TO BE DONE :: Take the data that follows and retype it word for word.

[Collected data entries]
## begin

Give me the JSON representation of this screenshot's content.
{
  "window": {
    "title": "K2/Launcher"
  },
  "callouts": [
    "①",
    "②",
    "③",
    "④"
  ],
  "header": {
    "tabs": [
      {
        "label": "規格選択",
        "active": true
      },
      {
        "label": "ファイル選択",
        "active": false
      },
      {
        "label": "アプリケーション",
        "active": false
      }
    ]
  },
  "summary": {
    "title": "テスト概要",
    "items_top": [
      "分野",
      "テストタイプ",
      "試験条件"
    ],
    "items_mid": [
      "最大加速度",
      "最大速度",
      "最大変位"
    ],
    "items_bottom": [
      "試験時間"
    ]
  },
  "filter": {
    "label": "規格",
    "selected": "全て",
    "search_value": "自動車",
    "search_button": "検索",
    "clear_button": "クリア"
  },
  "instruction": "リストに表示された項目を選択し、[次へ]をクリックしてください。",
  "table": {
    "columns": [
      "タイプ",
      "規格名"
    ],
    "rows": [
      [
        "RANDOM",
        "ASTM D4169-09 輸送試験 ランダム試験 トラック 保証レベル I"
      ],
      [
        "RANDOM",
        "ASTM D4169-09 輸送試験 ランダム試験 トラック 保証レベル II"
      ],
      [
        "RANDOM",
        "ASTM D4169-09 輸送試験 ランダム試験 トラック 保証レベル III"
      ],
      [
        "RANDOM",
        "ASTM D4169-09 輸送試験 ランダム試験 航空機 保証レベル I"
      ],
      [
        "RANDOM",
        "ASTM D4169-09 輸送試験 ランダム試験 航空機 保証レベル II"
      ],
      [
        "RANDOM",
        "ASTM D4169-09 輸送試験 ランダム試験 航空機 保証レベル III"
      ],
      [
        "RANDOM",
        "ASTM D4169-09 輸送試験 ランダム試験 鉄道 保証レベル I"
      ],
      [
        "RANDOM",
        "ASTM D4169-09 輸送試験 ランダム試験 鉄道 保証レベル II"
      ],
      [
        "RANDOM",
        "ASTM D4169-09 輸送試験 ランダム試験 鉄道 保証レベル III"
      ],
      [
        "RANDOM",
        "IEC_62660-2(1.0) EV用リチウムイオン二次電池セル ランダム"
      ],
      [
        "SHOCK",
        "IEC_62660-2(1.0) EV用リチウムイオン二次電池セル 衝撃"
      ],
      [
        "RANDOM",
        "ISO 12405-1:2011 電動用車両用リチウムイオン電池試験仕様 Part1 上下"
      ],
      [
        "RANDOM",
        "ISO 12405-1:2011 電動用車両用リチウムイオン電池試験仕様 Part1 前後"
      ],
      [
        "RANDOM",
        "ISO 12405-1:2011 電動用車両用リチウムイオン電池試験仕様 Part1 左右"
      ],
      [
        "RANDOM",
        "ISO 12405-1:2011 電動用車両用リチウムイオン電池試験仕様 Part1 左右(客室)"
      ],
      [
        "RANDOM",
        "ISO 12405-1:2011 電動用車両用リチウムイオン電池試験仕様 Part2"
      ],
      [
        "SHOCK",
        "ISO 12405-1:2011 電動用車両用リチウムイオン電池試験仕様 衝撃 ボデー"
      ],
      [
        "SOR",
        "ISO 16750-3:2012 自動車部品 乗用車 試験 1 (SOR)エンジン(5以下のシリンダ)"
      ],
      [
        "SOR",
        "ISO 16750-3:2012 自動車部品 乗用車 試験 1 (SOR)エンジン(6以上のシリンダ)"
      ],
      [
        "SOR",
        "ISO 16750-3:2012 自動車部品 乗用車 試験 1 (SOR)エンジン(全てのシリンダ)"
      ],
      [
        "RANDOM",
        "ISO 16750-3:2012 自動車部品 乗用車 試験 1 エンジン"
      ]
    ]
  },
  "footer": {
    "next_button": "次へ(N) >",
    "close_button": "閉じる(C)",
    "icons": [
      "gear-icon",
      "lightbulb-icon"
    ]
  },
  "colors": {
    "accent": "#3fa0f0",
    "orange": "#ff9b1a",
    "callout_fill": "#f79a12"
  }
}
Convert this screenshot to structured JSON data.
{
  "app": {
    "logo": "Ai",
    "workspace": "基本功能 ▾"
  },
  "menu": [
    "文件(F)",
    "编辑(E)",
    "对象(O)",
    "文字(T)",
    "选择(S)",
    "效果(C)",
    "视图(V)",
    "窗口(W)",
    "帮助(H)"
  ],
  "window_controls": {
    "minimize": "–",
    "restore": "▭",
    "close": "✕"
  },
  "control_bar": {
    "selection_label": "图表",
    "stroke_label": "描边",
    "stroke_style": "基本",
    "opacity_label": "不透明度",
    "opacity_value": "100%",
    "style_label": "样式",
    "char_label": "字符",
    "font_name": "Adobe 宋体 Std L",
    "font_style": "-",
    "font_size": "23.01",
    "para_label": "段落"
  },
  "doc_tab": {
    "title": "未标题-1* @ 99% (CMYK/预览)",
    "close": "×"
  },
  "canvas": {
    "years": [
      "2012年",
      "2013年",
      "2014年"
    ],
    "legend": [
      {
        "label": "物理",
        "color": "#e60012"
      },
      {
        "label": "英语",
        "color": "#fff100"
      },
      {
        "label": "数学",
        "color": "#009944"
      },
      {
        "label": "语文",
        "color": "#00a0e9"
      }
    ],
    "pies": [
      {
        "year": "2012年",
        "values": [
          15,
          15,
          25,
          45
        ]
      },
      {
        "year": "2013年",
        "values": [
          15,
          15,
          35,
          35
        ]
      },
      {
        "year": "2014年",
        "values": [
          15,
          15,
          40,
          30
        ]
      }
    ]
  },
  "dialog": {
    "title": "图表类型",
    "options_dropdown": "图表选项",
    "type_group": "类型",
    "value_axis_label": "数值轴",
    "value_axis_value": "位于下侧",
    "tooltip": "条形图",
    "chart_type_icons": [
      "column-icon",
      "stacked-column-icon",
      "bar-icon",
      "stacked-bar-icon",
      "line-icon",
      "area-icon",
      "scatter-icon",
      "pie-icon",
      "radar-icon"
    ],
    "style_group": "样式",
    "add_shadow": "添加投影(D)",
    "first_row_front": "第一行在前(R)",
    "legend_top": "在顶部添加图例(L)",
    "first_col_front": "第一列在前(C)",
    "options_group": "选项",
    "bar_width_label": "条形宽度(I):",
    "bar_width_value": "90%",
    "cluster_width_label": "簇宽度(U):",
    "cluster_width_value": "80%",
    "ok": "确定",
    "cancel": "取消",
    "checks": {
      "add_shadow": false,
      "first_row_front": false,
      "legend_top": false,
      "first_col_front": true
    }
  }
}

## end

CORRECT RESPONSE ::
Give me the JSON representation of this screenshot's content.
{
  "window": {
    "title": "K2/Launcher"
  },
  "callouts": [
    "①",
    "②",
    "③",
    "④"
  ],
  "header": {
    "tabs": [
      {
        "label": "規格選択",
        "active": true
      },
      {
        "label": "ファイル選択",
        "active": false
      },
      {
        "label": "アプリケーション",
        "active": false
      }
    ]
  },
  "summary": {
    "title": "テスト概要",
    "items_top": [
      "分野",
      "テストタイプ",
      "試験条件"
    ],
    "items_mid": [
      "最大加速度",
      "最大速度",
      "最大変位"
    ],
    "items_bottom": [
      "試験時間"
    ]
  },
  "filter": {
    "label": "規格",
    "selected": "全て",
    "search_value": "自動車",
    "search_button": "検索",
    "clear_button": "クリア"
  },
  "instruction": "リストに表示された項目を選択し、[次へ]をクリックしてください。",
  "table": {
    "columns": [
      "タイプ",
      "規格名"
    ],
    "rows": [
      [
        "RANDOM",
        "ASTM D4169-09 輸送試験 ランダム試験 トラック 保証レベル I"
      ],
      [
        "RANDOM",
        "ASTM D4169-09 輸送試験 ランダム試験 トラック 保証レベル II"
      ],
      [
        "RANDOM",
        "ASTM D4169-09 輸送試験 ランダム試験 トラック 保証レベル III"
      ],
      [
        "RANDOM",
        "ASTM D4169-09 輸送試験 ランダム試験 航空機 保証レベル I"
      ],
      [
        "RANDOM",
        "ASTM D4169-09 輸送試験 ランダム試験 航空機 保証レベル II"
      ],
      [
        "RANDOM",
        "ASTM D4169-09 輸送試験 ランダム試験 航空機 保証レベル III"
      ],
      [
        "RANDOM",
        "ASTM D4169-09 輸送試験 ランダム試験 鉄道 保証レベル I"
      ],
      [
        "RANDOM",
        "ASTM D4169-09 輸送試験 ランダム試験 鉄道 保証レベル II"
      ],
      [
        "RANDOM",
        "ASTM D4169-09 輸送試験 ランダム試験 鉄道 保証レベル III"
      ],
      [
        "RANDOM",
        "IEC_62660-2(1.0) EV用リチウムイオン二次電池セル ランダム"
      ],
      [
        "SHOCK",
        "IEC_62660-2(1.0) EV用リチウムイオン二次電池セル 衝撃"
      ],
      [
        "RANDOM",
        "ISO 12405-1:2011 電動用車両用リチウムイオン電池試験仕様 Part1 上下"
      ],
      [
        "RANDOM",
        "ISO 12405-1:2011 電動用車両用リチウムイオン電池試験仕様 Part1 前後"
      ],
      [
        "RANDOM",
        "ISO 12405-1:2011 電動用車両用リチウムイオン電池試験仕様 Part1 左右"
      ],
      [
        "RANDOM",
        "ISO 12405-1:2011 電動用車両用リチウムイオン電池試験仕様 Part1 左右(客室)"
      ],
      [
        "RANDOM",
        "ISO 12405-1:2011 電動用車両用リチウムイオン電池試験仕様 Part2"
      ],
      [
        "SHOCK",
        "ISO 12405-1:2011 電動用車両用リチウムイオン電池試験仕様 衝撃 ボデー"
      ],
      [
        "SOR",
        "ISO 16750-3:2012 自動車部品 乗用車 試験 1 (SOR)エンジン(5以下のシリンダ)"
      ],
      [
        "SOR",
        "ISO 16750-3:2012 自動車部品 乗用車 試験 1 (SOR)エンジン(6以上のシリンダ)"
      ],
      [
        "SOR",
        "ISO 16750-3:2012 自動車部品 乗用車 試験 1 (SOR)エンジン(全てのシリンダ)"
      ],
      [
        "RANDOM",
        "ISO 16750-3:2012 自動車部品 乗用車 試験 1 エンジン"
      ]
    ]
  },
  "footer": {
    "next_button": "次へ(N) >",
    "close_button": "閉じる(C)",
    "icons": [
      "gear-icon",
      "lightbulb-icon"
    ]
  },
  "colors": {
    "accent": "#3fa0f0",
    "orange": "#ff9b1a",
    "callout_fill": "#f79a12"
  }
}
Convert this screenshot to structured JSON data.
{
  "app": {
    "logo": "Ai",
    "workspace": "基本功能 ▾"
  },
  "menu": [
    "文件(F)",
    "编辑(E)",
    "对象(O)",
    "文字(T)",
    "选择(S)",
    "效果(C)",
    "视图(V)",
    "窗口(W)",
    "帮助(H)"
  ],
  "window_controls": {
    "minimize": "–",
    "restore": "▭",
    "close": "✕"
  },
  "control_bar": {
    "selection_label": "图表",
    "stroke_label": "描边",
    "stroke_style": "基本",
    "opacity_label": "不透明度",
    "opacity_value": "100%",
    "style_label": "样式",
    "char_label": "字符",
    "font_name": "Adobe 宋体 Std L",
    "font_style": "-",
    "font_size": "23.01",
    "para_label": "段落"
  },
  "doc_tab": {
    "title": "未标题-1* @ 99% (CMYK/预览)",
    "close": "×"
  },
  "canvas": {
    "years": [
      "2012年",
      "2013年",
      "2014年"
    ],
    "legend": [
      {
        "label": "物理",
        "color": "#e60012"
      },
      {
        "label": "英语",
        "color": "#fff100"
      },
      {
        "label": "数学",
        "color": "#009944"
      },
      {
        "label": "语文",
        "color": "#00a0e9"
      }
    ],
    "pies": [
      {
        "year": "2012年",
        "values": [
          15,
          15,
          25,
          45
        ]
      },
      {
        "year": "2013年",
        "values": [
          15,
          15,
          35,
          35
        ]
      },
      {
        "year": "2014年",
        "values": [
          15,
          15,
          40,
          30
        ]
      }
    ]
  },
  "dialog": {
    "title": "图表类型",
    "options_dropdown": "图表选项",
    "type_group": "类型",
    "value_axis_label": "数值轴",
    "value_axis_value": "位于下侧",
    "tooltip": "条形图",
    "chart_type_icons": [
      "column-icon",
      "stacked-column-icon",
      "bar-icon",
      "stacked-bar-icon",
      "line-icon",
      "area-icon",
      "scatter-icon",
      "pie-icon",
      "radar-icon"
    ],
    "style_group": "样式",
    "add_shadow": "添加投影(D)",
    "first_row_front": "第一行在前(R)",
    "legend_top": "在顶部添加图例(L)",
    "first_col_front": "第一列在前(C)",
    "options_group": "选项",
    "bar_width_label": "条形宽度(I):",
    "bar_width_value": "90%",
    "cluster_width_label": "簇宽度(U):",
    "cluster_width_value": "80%",
    "ok": "确定",
    "cancel": "取消",
    "checks": {
      "add_shadow": false,
      "first_row_front": false,
      "legend_top": false,
      "first_col_front": true
    }
  }
}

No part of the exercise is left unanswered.